WORK INSTRUCTIONS >> Count how many lines of the material below have the word "Mills" and give only the number.
━━━ DATASET RECORDS ━━━
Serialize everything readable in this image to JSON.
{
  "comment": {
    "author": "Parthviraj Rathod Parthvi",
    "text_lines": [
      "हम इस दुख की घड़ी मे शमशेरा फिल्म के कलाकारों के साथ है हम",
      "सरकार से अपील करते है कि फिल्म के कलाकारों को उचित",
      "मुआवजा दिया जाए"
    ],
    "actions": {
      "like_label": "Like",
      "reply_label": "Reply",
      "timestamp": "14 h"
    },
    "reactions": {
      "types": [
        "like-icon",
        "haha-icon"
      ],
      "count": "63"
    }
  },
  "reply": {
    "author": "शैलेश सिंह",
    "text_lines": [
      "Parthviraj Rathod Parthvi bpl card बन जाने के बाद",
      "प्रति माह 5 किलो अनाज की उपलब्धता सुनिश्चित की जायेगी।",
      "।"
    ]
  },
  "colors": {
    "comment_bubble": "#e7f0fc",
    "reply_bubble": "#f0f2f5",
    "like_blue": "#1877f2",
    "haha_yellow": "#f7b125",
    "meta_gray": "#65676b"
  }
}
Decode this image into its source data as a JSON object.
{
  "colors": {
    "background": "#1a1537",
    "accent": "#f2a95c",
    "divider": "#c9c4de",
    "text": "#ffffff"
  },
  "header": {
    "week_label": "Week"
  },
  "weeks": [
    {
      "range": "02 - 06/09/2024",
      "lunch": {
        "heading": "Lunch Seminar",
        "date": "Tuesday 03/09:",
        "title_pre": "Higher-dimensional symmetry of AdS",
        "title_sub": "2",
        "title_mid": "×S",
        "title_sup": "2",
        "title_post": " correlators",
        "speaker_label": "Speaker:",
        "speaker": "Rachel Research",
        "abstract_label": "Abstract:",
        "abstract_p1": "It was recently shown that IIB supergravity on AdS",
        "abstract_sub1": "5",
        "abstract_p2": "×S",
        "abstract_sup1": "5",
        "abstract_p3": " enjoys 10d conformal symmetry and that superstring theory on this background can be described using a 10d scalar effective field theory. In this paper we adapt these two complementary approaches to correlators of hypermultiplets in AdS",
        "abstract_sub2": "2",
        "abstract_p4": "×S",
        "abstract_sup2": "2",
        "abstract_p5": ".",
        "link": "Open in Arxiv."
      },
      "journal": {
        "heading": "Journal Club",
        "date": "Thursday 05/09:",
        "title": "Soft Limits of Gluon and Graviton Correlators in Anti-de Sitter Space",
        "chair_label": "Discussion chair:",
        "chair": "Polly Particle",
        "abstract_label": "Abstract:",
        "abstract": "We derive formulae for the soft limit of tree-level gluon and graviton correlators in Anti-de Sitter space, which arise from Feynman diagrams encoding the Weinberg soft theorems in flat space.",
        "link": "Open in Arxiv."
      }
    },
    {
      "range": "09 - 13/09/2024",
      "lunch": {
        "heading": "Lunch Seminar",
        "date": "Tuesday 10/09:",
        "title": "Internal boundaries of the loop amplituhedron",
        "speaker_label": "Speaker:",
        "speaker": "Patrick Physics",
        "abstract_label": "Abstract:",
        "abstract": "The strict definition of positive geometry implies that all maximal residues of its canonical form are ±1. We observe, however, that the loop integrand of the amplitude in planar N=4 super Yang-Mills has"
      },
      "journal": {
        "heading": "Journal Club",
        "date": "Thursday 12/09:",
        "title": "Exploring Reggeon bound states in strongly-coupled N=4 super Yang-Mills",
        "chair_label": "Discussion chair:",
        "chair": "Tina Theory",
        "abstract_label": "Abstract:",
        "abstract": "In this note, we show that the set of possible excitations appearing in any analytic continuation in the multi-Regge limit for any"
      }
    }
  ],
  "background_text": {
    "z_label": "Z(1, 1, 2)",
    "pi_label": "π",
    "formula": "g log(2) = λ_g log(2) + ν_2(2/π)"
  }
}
━━━
EXERCISE OUTPUT >> 2